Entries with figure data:

+---+

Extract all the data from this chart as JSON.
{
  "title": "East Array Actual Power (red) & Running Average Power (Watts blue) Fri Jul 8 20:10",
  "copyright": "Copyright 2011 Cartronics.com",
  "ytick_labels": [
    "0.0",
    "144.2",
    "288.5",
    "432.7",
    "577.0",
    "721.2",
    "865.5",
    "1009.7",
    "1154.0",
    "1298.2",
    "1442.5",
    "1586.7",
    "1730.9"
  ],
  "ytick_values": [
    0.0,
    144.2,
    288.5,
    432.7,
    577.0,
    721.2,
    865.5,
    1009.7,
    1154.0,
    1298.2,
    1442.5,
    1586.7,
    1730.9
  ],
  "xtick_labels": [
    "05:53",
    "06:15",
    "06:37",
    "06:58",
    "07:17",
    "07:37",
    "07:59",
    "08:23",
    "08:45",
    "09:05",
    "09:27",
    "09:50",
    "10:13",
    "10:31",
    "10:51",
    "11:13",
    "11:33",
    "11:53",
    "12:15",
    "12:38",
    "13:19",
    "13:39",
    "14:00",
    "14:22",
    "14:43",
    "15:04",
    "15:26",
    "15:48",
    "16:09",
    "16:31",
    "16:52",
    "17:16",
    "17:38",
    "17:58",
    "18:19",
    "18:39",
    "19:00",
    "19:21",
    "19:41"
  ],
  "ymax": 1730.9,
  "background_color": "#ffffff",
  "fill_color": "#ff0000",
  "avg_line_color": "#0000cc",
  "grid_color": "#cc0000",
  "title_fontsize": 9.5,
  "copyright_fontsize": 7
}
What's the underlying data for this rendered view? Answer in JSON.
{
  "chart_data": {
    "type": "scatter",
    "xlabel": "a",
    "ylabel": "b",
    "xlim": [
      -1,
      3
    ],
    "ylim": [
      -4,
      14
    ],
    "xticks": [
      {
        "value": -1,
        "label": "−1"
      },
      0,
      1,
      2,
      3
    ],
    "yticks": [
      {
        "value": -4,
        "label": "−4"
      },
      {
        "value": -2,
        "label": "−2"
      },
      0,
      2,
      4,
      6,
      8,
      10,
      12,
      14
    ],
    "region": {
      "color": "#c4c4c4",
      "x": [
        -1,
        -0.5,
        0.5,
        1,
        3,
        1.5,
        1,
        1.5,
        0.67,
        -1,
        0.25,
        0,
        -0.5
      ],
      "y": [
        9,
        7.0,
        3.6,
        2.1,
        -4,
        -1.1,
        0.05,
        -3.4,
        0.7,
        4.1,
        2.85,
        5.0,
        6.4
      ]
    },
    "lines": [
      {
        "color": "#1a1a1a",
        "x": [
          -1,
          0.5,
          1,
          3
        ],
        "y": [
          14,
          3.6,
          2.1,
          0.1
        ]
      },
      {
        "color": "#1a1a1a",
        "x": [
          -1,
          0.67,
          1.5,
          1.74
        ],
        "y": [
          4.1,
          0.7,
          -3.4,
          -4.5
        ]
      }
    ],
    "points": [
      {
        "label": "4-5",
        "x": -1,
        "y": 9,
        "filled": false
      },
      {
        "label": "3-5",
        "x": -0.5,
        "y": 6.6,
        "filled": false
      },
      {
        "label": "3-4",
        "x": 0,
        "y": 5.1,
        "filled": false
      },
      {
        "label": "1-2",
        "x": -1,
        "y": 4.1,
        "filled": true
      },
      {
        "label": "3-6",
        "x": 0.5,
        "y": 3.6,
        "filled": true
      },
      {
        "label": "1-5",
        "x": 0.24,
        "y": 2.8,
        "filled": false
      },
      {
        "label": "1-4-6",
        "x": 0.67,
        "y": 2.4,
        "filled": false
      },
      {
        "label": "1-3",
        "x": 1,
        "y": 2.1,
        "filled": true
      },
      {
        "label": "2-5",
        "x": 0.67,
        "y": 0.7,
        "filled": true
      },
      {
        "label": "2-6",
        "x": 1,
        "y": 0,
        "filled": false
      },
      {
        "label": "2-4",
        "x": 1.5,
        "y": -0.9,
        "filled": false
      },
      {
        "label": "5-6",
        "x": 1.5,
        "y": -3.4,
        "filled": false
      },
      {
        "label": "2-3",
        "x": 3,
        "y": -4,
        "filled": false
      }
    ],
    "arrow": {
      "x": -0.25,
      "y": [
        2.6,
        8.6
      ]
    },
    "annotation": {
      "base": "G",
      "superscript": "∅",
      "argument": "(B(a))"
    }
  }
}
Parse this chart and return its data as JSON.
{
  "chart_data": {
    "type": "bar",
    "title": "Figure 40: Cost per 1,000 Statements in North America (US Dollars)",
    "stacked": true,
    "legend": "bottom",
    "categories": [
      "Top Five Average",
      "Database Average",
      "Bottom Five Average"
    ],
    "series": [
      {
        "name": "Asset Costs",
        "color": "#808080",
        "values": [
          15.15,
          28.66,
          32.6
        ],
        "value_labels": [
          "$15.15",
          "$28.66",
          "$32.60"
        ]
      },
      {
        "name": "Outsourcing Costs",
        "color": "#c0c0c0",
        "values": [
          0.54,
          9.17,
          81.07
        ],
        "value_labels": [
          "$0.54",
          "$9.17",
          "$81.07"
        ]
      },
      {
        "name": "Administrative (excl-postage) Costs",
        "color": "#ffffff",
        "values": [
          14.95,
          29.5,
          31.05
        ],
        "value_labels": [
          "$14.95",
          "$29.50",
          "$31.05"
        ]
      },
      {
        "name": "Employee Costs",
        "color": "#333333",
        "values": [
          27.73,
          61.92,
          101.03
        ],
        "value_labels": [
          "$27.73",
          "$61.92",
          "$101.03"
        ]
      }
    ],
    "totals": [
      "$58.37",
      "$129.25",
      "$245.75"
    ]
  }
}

+---+

▶ **What is needed**
Write the entries again, exactly as they stand.

▶ **Final result**
Extract all the data from this chart as JSON.
{
  "title": "East Array Actual Power (red) & Running Average Power (Watts blue) Fri Jul 8 20:10",
  "copyright": "Copyright 2011 Cartronics.com",
  "ytick_labels": [
    "0.0",
    "144.2",
    "288.5",
    "432.7",
    "577.0",
    "721.2",
    "865.5",
    "1009.7",
    "1154.0",
    "1298.2",
    "1442.5",
    "1586.7",
    "1730.9"
  ],
  "ytick_values": [
    0.0,
    144.2,
    288.5,
    432.7,
    577.0,
    721.2,
    865.5,
    1009.7,
    1154.0,
    1298.2,
    1442.5,
    1586.7,
    1730.9
  ],
  "xtick_labels": [
    "05:53",
    "06:15",
    "06:37",
    "06:58",
    "07:17",
    "07:37",
    "07:59",
    "08:23",
    "08:45",
    "09:05",
    "09:27",
    "09:50",
    "10:13",
    "10:31",
    "10:51",
    "11:13",
    "11:33",
    "11:53",
    "12:15",
    "12:38",
    "13:19",
    "13:39",
    "14:00",
    "14:22",
    "14:43",
    "15:04",
    "15:26",
    "15:48",
    "16:09",
    "16:31",
    "16:52",
    "17:16",
    "17:38",
    "17:58",
    "18:19",
    "18:39",
    "19:00",
    "19:21",
    "19:41"
  ],
  "ymax": 1730.9,
  "background_color": "#ffffff",
  "fill_color": "#ff0000",
  "avg_line_color": "#0000cc",
  "grid_color": "#cc0000",
  "title_fontsize": 9.5,
  "copyright_fontsize": 7
}
What's the underlying data for this rendered view? Answer in JSON.
{
  "chart_data": {
    "type": "scatter",
    "xlabel": "a",
    "ylabel": "b",
    "xlim": [
      -1,
      3
    ],
    "ylim": [
      -4,
      14
    ],
    "xticks": [
      {
        "value": -1,
        "label": "−1"
      },
      0,
      1,
      2,
      3
    ],
    "yticks": [
      {
        "value": -4,
        "label": "−4"
      },
      {
        "value": -2,
        "label": "−2"
      },
      0,
      2,
      4,
      6,
      8,
      10,
      12,
      14
    ],
    "region": {
      "color": "#c4c4c4",
      "x": [
        -1,
        -0.5,
        0.5,
        1,
        3,
        1.5,
        1,
        1.5,
        0.67,
        -1,
        0.25,
        0,
        -0.5
      ],
      "y": [
        9,
        7.0,
        3.6,
        2.1,
        -4,
        -1.1,
        0.05,
        -3.4,
        0.7,
        4.1,
        2.85,
        5.0,
        6.4
      ]
    },
    "lines": [
      {
        "color": "#1a1a1a",
        "x": [
          -1,
          0.5,
          1,
          3
        ],
        "y": [
          14,
          3.6,
          2.1,
          0.1
        ]
      },
      {
        "color": "#1a1a1a",
        "x": [
          -1,
          0.67,
          1.5,
          1.74
        ],
        "y": [
          4.1,
          0.7,
          -3.4,
          -4.5
        ]
      }
    ],
    "points": [
      {
        "label": "4-5",
        "x": -1,
        "y": 9,
        "filled": false
      },
      {
        "label": "3-5",
        "x": -0.5,
        "y": 6.6,
        "filled": false
      },
      {
        "label": "3-4",
        "x": 0,
        "y": 5.1,
        "filled": false
      },
      {
        "label": "1-2",
        "x": -1,
        "y": 4.1,
        "filled": true
      },
      {
        "label": "3-6",
        "x": 0.5,
        "y": 3.6,
        "filled": true
      },
      {
        "label": "1-5",
        "x": 0.24,
        "y": 2.8,
        "filled": false
      },
      {
        "label": "1-4-6",
        "x": 0.67,
        "y": 2.4,
        "filled": false
      },
      {
        "label": "1-3",
        "x": 1,
        "y": 2.1,
        "filled": true
      },
      {
        "label": "2-5",
        "x": 0.67,
        "y": 0.7,
        "filled": true
      },
      {
        "label": "2-6",
        "x": 1,
        "y": 0,
        "filled": false
      },
      {
        "label": "2-4",
        "x": 1.5,
        "y": -0.9,
        "filled": false
      },
      {
        "label": "5-6",
        "x": 1.5,
        "y": -3.4,
        "filled": false
      },
      {
        "label": "2-3",
        "x": 3,
        "y": -4,
        "filled": false
      }
    ],
    "arrow": {
      "x": -0.25,
      "y": [
        2.6,
        8.6
      ]
    },
    "annotation": {
      "base": "G",
      "superscript": "∅",
      "argument": "(B(a))"
    }
  }
}
Parse this chart and return its data as JSON.
{
  "chart_data": {
    "type": "bar",
    "title": "Figure 40: Cost per 1,000 Statements in North America (US Dollars)",
    "stacked": true,
    "legend": "bottom",
    "categories": [
      "Top Five Average",
      "Database Average",
      "Bottom Five Average"
    ],
    "series": [
      {
        "name": "Asset Costs",
        "color": "#808080",
        "values": [
          15.15,
          28.66,
          32.6
        ],
        "value_labels": [
          "$15.15",
          "$28.66",
          "$32.60"
        ]
      },
      {
        "name": "Outsourcing Costs",
        "color": "#c0c0c0",
        "values": [
          0.54,
          9.17,
          81.07
        ],
        "value_labels": [
          "$0.54",
          "$9.17",
          "$81.07"
        ]
      },
      {
        "name": "Administrative (excl-postage) Costs",
        "color": "#ffffff",
        "values": [
          14.95,
          29.5,
          31.05
        ],
        "value_labels": [
          "$14.95",
          "$29.50",
          "$31.05"
        ]
      },
      {
        "name": "Employee Costs",
        "color": "#333333",
        "values": [
          27.73,
          61.92,
          101.03
        ],
        "value_labels": [
          "$27.73",
          "$61.92",
          "$101.03"
        ]
      }
    ],
    "totals": [
      "$58.37",
      "$129.25",
      "$245.75"
    ]
  }
}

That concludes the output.